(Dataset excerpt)
-------------------------

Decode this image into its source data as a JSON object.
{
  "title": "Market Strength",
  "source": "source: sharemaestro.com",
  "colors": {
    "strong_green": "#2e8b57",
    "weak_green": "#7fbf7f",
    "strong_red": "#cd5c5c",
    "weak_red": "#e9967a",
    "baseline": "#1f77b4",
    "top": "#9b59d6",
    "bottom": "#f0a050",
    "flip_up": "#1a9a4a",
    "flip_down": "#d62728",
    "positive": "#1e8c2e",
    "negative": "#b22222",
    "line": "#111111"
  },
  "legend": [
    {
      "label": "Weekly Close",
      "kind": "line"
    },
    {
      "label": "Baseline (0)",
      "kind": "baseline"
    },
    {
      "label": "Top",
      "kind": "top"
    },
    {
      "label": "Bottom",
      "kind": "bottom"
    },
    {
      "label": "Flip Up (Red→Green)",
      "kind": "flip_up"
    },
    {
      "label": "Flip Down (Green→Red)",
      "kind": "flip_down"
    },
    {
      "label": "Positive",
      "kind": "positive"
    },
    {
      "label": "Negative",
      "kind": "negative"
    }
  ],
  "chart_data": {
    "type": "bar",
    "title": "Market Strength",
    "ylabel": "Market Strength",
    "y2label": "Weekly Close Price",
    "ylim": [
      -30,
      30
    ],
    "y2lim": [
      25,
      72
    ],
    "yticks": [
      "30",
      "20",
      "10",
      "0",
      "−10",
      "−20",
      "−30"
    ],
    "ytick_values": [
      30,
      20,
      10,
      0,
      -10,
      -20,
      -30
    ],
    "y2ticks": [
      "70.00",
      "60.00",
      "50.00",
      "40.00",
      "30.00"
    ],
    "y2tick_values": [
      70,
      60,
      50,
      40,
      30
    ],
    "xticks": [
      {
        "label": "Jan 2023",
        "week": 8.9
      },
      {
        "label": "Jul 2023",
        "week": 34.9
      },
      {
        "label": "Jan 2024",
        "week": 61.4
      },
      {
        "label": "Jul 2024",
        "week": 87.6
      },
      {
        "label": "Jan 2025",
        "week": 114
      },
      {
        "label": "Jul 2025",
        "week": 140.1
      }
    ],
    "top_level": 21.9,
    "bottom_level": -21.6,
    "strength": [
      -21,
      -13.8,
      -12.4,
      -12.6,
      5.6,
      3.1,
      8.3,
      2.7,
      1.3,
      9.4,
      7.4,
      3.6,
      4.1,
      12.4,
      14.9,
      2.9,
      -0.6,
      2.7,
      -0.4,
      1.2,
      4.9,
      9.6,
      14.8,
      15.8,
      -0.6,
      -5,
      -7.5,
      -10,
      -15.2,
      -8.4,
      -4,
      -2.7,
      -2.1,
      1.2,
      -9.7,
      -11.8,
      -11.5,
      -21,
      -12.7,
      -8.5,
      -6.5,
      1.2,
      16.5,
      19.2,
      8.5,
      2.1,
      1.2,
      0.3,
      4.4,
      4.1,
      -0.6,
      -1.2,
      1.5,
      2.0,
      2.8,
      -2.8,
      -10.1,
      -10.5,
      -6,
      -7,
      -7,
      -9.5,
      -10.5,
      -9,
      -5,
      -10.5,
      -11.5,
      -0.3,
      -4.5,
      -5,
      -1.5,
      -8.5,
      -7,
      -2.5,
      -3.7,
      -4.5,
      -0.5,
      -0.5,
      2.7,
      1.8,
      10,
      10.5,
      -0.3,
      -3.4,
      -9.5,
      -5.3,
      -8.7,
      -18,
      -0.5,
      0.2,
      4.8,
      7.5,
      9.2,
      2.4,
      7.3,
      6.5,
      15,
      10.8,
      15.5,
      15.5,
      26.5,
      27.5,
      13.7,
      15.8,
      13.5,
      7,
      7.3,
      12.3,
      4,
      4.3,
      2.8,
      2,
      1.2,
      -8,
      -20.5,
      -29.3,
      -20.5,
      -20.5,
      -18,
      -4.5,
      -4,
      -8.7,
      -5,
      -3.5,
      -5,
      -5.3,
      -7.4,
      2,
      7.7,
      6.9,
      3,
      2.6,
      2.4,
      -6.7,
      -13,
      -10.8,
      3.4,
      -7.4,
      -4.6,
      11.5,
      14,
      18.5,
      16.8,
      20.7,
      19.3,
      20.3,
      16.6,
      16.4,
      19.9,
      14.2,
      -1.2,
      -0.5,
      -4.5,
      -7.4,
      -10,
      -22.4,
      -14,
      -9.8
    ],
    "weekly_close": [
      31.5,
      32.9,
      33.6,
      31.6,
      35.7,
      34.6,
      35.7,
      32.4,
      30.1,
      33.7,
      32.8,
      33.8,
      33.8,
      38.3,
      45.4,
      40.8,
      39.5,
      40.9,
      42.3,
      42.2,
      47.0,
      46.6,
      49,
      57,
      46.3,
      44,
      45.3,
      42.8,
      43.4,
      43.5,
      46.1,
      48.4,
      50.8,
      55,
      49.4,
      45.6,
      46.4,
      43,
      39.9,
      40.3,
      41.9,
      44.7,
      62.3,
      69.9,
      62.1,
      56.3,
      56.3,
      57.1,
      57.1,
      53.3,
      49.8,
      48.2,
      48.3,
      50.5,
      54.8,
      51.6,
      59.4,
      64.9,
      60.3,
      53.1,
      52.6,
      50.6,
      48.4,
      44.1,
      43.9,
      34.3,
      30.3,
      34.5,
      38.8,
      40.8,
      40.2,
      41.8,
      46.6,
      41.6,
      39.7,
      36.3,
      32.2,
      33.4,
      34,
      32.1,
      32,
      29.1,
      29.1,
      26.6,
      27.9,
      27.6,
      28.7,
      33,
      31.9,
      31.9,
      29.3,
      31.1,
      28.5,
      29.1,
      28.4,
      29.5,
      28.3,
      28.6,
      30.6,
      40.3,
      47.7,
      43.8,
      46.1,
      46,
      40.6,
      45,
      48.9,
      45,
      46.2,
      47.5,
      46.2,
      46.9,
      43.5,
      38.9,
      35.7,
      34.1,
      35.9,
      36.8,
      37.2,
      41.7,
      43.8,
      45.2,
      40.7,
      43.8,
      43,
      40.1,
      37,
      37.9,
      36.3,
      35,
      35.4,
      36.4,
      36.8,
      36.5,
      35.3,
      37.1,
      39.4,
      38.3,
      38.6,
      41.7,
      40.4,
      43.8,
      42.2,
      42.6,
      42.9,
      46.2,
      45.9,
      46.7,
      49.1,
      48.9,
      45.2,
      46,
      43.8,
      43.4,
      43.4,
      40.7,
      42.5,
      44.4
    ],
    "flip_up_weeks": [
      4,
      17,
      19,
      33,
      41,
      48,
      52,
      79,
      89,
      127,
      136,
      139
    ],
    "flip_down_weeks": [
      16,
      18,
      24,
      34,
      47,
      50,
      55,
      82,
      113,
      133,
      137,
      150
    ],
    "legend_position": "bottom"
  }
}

-------------------------

• **THE REQUEST**:
Give only the count of lines in the data that include the string "source".

• **EXERCISE OUTPUT**:
2